To do — Give back the full material, exactly as it reads.

The data —
— start —
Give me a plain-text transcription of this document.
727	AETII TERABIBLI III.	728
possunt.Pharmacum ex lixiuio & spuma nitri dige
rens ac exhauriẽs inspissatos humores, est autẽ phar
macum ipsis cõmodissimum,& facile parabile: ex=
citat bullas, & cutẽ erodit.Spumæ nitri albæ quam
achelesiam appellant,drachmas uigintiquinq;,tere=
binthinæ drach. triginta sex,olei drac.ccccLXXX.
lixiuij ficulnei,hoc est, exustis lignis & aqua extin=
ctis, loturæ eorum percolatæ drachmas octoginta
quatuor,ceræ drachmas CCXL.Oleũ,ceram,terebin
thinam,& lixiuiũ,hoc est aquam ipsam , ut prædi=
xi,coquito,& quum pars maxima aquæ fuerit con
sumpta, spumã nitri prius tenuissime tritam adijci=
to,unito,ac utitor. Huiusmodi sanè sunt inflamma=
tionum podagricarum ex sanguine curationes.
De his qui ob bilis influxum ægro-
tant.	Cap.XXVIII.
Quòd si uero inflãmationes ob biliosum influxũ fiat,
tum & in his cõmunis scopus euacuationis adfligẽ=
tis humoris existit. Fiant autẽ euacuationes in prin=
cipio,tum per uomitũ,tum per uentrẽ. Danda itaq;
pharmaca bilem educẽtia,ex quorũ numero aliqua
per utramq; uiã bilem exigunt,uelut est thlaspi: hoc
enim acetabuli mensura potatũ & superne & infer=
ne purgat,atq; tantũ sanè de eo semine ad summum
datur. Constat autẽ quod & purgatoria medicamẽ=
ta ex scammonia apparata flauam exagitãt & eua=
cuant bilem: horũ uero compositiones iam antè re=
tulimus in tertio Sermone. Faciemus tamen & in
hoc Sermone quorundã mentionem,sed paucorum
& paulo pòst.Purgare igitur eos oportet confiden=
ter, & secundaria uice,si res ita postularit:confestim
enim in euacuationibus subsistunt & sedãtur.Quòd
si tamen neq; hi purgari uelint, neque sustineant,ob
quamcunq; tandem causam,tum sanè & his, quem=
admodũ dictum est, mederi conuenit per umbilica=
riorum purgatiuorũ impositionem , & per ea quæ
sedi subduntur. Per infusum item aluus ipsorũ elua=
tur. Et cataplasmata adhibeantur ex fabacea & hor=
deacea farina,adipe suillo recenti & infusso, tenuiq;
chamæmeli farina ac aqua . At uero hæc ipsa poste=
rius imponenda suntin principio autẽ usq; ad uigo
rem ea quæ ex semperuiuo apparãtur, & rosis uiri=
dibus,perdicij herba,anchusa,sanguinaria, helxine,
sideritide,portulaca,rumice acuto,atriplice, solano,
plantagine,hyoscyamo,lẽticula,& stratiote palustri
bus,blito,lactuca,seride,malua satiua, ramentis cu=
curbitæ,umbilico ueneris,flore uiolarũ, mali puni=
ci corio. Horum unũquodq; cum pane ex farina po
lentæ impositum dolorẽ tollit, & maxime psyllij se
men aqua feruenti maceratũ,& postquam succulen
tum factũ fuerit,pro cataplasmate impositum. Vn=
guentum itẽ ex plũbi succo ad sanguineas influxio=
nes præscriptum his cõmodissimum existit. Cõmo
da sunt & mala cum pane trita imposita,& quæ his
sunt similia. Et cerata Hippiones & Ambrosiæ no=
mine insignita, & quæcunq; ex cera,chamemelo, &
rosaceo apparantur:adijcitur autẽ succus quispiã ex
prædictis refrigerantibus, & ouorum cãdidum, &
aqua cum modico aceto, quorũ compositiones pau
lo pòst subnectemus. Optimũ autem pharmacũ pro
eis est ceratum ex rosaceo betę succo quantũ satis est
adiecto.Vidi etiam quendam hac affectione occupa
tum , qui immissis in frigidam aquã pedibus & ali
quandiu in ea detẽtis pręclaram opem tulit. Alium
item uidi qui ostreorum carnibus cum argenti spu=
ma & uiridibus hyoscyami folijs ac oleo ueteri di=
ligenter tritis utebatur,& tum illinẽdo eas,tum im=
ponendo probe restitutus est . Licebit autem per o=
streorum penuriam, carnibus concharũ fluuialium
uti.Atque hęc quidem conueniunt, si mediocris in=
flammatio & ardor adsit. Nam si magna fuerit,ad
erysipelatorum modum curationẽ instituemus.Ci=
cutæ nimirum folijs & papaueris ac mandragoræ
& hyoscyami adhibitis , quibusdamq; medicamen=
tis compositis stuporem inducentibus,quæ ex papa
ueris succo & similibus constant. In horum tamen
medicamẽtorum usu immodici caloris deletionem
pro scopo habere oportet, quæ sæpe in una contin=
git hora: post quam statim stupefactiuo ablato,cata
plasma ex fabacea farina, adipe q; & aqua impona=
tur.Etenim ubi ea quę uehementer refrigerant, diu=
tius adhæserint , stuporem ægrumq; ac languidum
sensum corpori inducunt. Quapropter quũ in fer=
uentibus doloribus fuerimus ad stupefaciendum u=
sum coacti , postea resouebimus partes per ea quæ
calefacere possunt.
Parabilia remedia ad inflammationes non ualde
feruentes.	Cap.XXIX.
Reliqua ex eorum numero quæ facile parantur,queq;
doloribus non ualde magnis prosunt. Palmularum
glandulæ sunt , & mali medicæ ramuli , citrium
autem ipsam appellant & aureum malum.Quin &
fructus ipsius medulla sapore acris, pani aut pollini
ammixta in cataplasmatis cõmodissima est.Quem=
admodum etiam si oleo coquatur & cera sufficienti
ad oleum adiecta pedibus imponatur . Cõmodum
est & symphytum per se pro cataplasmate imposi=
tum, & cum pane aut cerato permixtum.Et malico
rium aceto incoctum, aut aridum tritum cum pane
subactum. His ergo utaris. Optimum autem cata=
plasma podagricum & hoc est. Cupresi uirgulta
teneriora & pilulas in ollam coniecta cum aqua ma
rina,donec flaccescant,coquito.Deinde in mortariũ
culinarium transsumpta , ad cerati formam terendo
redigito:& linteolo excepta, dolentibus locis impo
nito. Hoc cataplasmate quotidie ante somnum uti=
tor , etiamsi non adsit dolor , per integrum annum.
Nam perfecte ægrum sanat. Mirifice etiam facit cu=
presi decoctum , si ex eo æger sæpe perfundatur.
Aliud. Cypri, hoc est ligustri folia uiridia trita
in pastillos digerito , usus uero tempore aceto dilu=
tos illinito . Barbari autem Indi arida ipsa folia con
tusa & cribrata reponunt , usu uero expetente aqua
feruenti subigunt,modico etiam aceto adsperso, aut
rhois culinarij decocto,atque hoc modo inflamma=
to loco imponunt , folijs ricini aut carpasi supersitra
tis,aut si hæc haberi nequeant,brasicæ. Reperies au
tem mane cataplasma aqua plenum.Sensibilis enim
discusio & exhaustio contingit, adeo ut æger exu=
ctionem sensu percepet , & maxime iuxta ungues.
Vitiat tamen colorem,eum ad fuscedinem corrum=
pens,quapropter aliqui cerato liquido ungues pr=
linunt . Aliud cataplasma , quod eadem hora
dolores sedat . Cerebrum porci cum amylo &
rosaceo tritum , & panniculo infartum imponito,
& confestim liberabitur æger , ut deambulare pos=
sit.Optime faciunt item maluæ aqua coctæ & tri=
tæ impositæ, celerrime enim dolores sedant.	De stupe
— end —
Correct result —
Give me a plain-text transcription of this document.
727	AETII TERABIBLI III.	728
possunt.Pharmacum ex lixiuio & spuma nitri dige
rens ac exhauriẽs inspissatos humores, est autẽ phar
macum ipsis cõmodissimum,& facile parabile: ex=
citat bullas, & cutẽ erodit.Spumæ nitri albæ quam
achelesiam appellant,drachmas uigintiquinq;,tere=
binthinæ drach. triginta sex,olei drac.ccccLXXX.
lixiuij ficulnei,hoc est, exustis lignis & aqua extin=
ctis, loturæ eorum percolatæ drachmas octoginta
quatuor,ceræ drachmas CCXL.Oleũ,ceram,terebin
thinam,& lixiuiũ,hoc est aquam ipsam , ut prædi=
xi,coquito,& quum pars maxima aquæ fuerit con
sumpta, spumã nitri prius tenuissime tritam adijci=
to,unito,ac utitor. Huiusmodi sanè sunt inflamma=
tionum podagricarum ex sanguine curationes.
De his qui ob bilis influxum ægro-
tant.	Cap.XXVIII.
Quòd si uero inflãmationes ob biliosum influxũ fiat,
tum & in his cõmunis scopus euacuationis adfligẽ=
tis humoris existit. Fiant autẽ euacuationes in prin=
cipio,tum per uomitũ,tum per uentrẽ. Danda itaq;
pharmaca bilem educẽtia,ex quorũ numero aliqua
per utramq; uiã bilem exigunt,uelut est thlaspi: hoc
enim acetabuli mensura potatũ & superne & infer=
ne purgat,atq; tantũ sanè de eo semine ad summum
datur. Constat autẽ quod & purgatoria medicamẽ=
ta ex scammonia apparata flauam exagitãt & eua=
cuant bilem: horũ uero compositiones iam antè re=
tulimus in tertio Sermone. Faciemus tamen & in
hoc Sermone quorundã mentionem,sed paucorum
& paulo pòst.Purgare igitur eos oportet confiden=
ter, & secundaria uice,si res ita postularit:confestim
enim in euacuationibus subsistunt & sedãtur.Quòd
si tamen neq; hi purgari uelint, neque sustineant,ob
quamcunq; tandem causam,tum sanè & his, quem=
admodũ dictum est, mederi conuenit per umbilica=
riorum purgatiuorũ impositionem , & per ea quæ
sedi subduntur. Per infusum item aluus ipsorũ elua=
tur. Et cataplasmata adhibeantur ex fabacea & hor=
deacea farina,adipe suillo recenti & infusso, tenuiq;
chamæmeli farina ac aqua . At uero hæc ipsa poste=
rius imponenda suntin principio autẽ usq; ad uigo
rem ea quæ ex semperuiuo apparãtur, & rosis uiri=
dibus,perdicij herba,anchusa,sanguinaria, helxine,
sideritide,portulaca,rumice acuto,atriplice, solano,
plantagine,hyoscyamo,lẽticula,& stratiote palustri
bus,blito,lactuca,seride,malua satiua, ramentis cu=
curbitæ,umbilico ueneris,flore uiolarũ, mali puni=
ci corio. Horum unũquodq; cum pane ex farina po
lentæ impositum dolorẽ tollit, & maxime psyllij se
men aqua feruenti maceratũ,& postquam succulen
tum factũ fuerit,pro cataplasmate impositum. Vn=
guentum itẽ ex plũbi succo ad sanguineas influxio=
nes præscriptum his cõmodissimum existit. Cõmo
da sunt & mala cum pane trita imposita,& quæ his
sunt similia. Et cerata Hippiones & Ambrosiæ no=
mine insignita, & quæcunq; ex cera,chamemelo, &
rosaceo apparantur:adijcitur autẽ succus quispiã ex
prædictis refrigerantibus, & ouorum cãdidum, &
aqua cum modico aceto, quorũ compositiones pau
lo pòst subnectemus. Optimũ autem pharmacũ pro
eis est ceratum ex rosaceo betę succo quantũ satis est
adiecto.Vidi etiam quendam hac affectione occupa
tum , qui immissis in frigidam aquã pedibus & ali
quandiu in ea detẽtis pręclaram opem tulit. Alium
item uidi qui ostreorum carnibus cum argenti spu=
ma & uiridibus hyoscyami folijs ac oleo ueteri di=
ligenter tritis utebatur,& tum illinẽdo eas,tum im=
ponendo probe restitutus est . Licebit autem per o=
streorum penuriam, carnibus concharũ fluuialium
uti.Atque hęc quidem conueniunt, si mediocris in=
flammatio & ardor adsit. Nam si magna fuerit,ad
erysipelatorum modum curationẽ instituemus.Ci=
cutæ nimirum folijs & papaueris ac mandragoræ
& hyoscyami adhibitis , quibusdamq; medicamen=
tis compositis stuporem inducentibus,quæ ex papa
ueris succo & similibus constant. In horum tamen
medicamẽtorum usu immodici caloris deletionem
pro scopo habere oportet, quæ sæpe in una contin=
git hora: post quam statim stupefactiuo ablato,cata
plasma ex fabacea farina, adipe q; & aqua impona=
tur.Etenim ubi ea quę uehementer refrigerant, diu=
tius adhæserint , stuporem ægrumq; ac languidum
sensum corpori inducunt. Quapropter quũ in fer=
uentibus doloribus fuerimus ad stupefaciendum u=
sum coacti , postea resouebimus partes per ea quæ
calefacere possunt.
Parabilia remedia ad inflammationes non ualde
feruentes.	Cap.XXIX.
Reliqua ex eorum numero quæ facile parantur,queq;
doloribus non ualde magnis prosunt. Palmularum
glandulæ sunt , & mali medicæ ramuli , citrium
autem ipsam appellant & aureum malum.Quin &
fructus ipsius medulla sapore acris, pani aut pollini
ammixta in cataplasmatis cõmodissima est.Quem=
admodum etiam si oleo coquatur & cera sufficienti
ad oleum adiecta pedibus imponatur . Cõmodum
est & symphytum per se pro cataplasmate imposi=
tum, & cum pane aut cerato permixtum.Et malico
rium aceto incoctum, aut aridum tritum cum pane
subactum. His ergo utaris. Optimum autem cata=
plasma podagricum & hoc est. Cupresi uirgulta
teneriora & pilulas in ollam coniecta cum aqua ma
rina,donec flaccescant,coquito.Deinde in mortariũ
culinarium transsumpta , ad cerati formam terendo
redigito:& linteolo excepta, dolentibus locis impo
nito. Hoc cataplasmate quotidie ante somnum uti=
tor , etiamsi non adsit dolor , per integrum annum.
Nam perfecte ægrum sanat. Mirifice etiam facit cu=
presi decoctum , si ex eo æger sæpe perfundatur.
Aliud. Cypri, hoc est ligustri folia uiridia trita
in pastillos digerito , usus uero tempore aceto dilu=
tos illinito . Barbari autem Indi arida ipsa folia con
tusa & cribrata reponunt , usu uero expetente aqua
feruenti subigunt,modico etiam aceto adsperso, aut
rhois culinarij decocto,atque hoc modo inflamma=
to loco imponunt , folijs ricini aut carpasi supersitra
tis,aut si hæc haberi nequeant,brasicæ. Reperies au
tem mane cataplasma aqua plenum.Sensibilis enim
discusio & exhaustio contingit, adeo ut æger exu=
ctionem sensu percepet , & maxime iuxta ungues.
Vitiat tamen colorem,eum ad fuscedinem corrum=
pens,quapropter aliqui cerato liquido ungues pr=
linunt . Aliud cataplasma , quod eadem hora
dolores sedat . Cerebrum porci cum amylo &
rosaceo tritum , & panniculo infartum imponito,
& confestim liberabitur æger , ut deambulare pos=
sit.Optime faciunt item maluæ aqua coctæ & tri=
tæ impositæ, celerrime enim dolores sedant.	De stupe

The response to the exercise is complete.